Texto para leer:

----------

La irrupción de la IA en la Universidad presenta desafíos ante el modelo tradicional de enseñanza y evaluación, y el profesorado universitario expresa su preocupación por un fraude académico que se ha sofisticado. Es por eso que la Universidad de Zaragoza va a poner en marcha una prueba piloto con otros tres centros de otras comunidades (Murcia, Cataluña, Galicia), con las que controlar y vigilar los exámenes de la PAU. Se busca evitar la injerencia en la prueba de comunicaciones inalámbricas y de transmisión que permitan copiar a los alumnos. En Aragón, 7.000 jóvenes se examinan a principios de junio.
"El ojo humano para vigilar un examen tiene cada vez más limitaciones", ha señalado la rectora de Unizar, Rosa Bolea, en una entrevista en Buenos Días Aragón. En un aula con cientos de estudiantes es "prácticamente imposible detectar pinganillos", cada vez más pequeños, que los discentes se ponen en la oreja para recibir instrucciones.
El problema de cara a una implantación genérica en la universidad es económica. "Se han comprado algunos detectores de mucha calidad para este examen de acceso a la universidad", ha refrendado Bolea, que, sin embargo, ha puesto en duda su aplicación a futuro debido a la diferencia numérica entre los aspirantes y toda la comunidad universitaria.
¿Otra forma de evaluar?
La llegada de la inteligencia artificial generativa obliga a las universidades a cambiar los criterios para evaluar. Ya ocurre en centros como la Universidad Autónoma de Madrid, donde para detectar plagios se utilizan diferentes herramientas, pero ninguna es completamente fiable. Uno de los remedios que se imponen cada vez más para luchar contra este tipo de prácticas es el de la defensa oral de los trabajos. "La defensa oral, con preguntas específicas sobre la metodología y los conceptos utilizados, es muy útil", defienden desde la Secretaría General de la UNED. Este método debe ser complementario a otro tipo de pruebas selectivas.

----------

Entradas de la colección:
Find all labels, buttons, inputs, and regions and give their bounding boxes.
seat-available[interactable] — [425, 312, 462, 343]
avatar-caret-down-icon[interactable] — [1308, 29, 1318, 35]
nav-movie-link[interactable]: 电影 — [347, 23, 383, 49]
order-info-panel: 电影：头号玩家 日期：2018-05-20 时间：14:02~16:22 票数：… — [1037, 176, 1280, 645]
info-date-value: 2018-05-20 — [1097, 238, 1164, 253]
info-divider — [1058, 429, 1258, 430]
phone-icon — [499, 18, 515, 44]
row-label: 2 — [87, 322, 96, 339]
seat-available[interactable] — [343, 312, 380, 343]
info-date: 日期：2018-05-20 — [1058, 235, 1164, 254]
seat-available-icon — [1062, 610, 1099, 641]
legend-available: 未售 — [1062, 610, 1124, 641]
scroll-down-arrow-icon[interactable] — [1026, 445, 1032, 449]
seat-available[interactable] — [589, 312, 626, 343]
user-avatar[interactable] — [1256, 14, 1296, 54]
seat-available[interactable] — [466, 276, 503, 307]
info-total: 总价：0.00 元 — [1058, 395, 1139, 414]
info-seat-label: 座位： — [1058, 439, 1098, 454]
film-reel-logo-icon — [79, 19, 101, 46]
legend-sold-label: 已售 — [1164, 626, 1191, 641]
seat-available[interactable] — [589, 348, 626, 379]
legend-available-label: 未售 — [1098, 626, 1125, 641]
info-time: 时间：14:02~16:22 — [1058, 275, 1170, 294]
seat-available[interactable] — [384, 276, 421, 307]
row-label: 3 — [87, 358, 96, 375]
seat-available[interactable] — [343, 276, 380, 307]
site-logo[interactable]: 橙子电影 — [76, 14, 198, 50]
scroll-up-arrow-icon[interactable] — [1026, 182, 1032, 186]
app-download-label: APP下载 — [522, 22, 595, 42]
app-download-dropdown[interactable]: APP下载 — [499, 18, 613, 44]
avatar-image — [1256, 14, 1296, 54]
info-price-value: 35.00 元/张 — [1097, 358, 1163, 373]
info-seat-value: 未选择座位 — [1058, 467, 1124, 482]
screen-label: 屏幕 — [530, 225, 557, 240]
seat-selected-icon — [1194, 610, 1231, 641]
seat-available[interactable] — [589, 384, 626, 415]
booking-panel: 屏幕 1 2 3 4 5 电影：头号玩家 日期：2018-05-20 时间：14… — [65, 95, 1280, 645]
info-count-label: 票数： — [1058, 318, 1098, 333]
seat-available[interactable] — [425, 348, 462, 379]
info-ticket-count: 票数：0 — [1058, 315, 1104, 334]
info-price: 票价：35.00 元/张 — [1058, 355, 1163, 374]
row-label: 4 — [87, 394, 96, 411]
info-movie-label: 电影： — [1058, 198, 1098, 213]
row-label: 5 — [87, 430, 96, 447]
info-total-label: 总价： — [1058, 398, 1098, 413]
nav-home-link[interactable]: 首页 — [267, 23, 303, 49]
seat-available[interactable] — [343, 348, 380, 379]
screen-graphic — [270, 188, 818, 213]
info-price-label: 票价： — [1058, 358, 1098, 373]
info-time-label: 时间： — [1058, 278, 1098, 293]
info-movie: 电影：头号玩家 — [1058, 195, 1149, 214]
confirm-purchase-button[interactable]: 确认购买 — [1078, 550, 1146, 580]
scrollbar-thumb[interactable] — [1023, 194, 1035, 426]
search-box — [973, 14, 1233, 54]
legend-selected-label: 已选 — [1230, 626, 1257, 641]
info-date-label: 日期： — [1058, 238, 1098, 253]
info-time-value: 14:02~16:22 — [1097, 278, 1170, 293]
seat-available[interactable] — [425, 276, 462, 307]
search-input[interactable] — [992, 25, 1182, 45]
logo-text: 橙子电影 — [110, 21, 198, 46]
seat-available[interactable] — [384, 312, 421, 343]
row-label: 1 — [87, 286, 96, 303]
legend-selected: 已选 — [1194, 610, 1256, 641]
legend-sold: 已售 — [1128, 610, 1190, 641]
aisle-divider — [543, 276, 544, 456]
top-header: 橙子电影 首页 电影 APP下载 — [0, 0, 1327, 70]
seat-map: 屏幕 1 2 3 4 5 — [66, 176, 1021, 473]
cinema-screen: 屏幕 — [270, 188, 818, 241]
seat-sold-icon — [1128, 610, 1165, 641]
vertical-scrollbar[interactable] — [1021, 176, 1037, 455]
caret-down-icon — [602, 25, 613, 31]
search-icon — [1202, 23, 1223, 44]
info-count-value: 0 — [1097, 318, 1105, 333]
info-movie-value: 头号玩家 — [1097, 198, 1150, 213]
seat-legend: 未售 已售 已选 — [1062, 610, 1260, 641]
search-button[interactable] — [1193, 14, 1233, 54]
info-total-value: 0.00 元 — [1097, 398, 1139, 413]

----------

Qué hacer:
Copia el texto sobre la IA en la universidad desde "La llegada de" hasta "de pruebas selectivas.", y cambia "defensa oral" por "exposición oral".

Respuesta:
La llegada de la inteligencia artificial generativa obliga a las universidades a cambiar los criterios para evaluar. Ya ocurre en centros como la Universidad Autónoma de Madrid, donde para detectar plagios se utilizan diferentes herramientas, pero ninguna es completamente fiable. Uno de los remedios que se imponen cada vez más para luchar contra este tipo de prácticas es el de la exposición oral de los trabajos. "La exposición oral, con preguntas específicas sobre la metodología y los conceptos utilizados, es muy útil", defienden desde la Secretaría General de la UNED. Este método debe ser complementario a otro tipo de pruebas selectivas.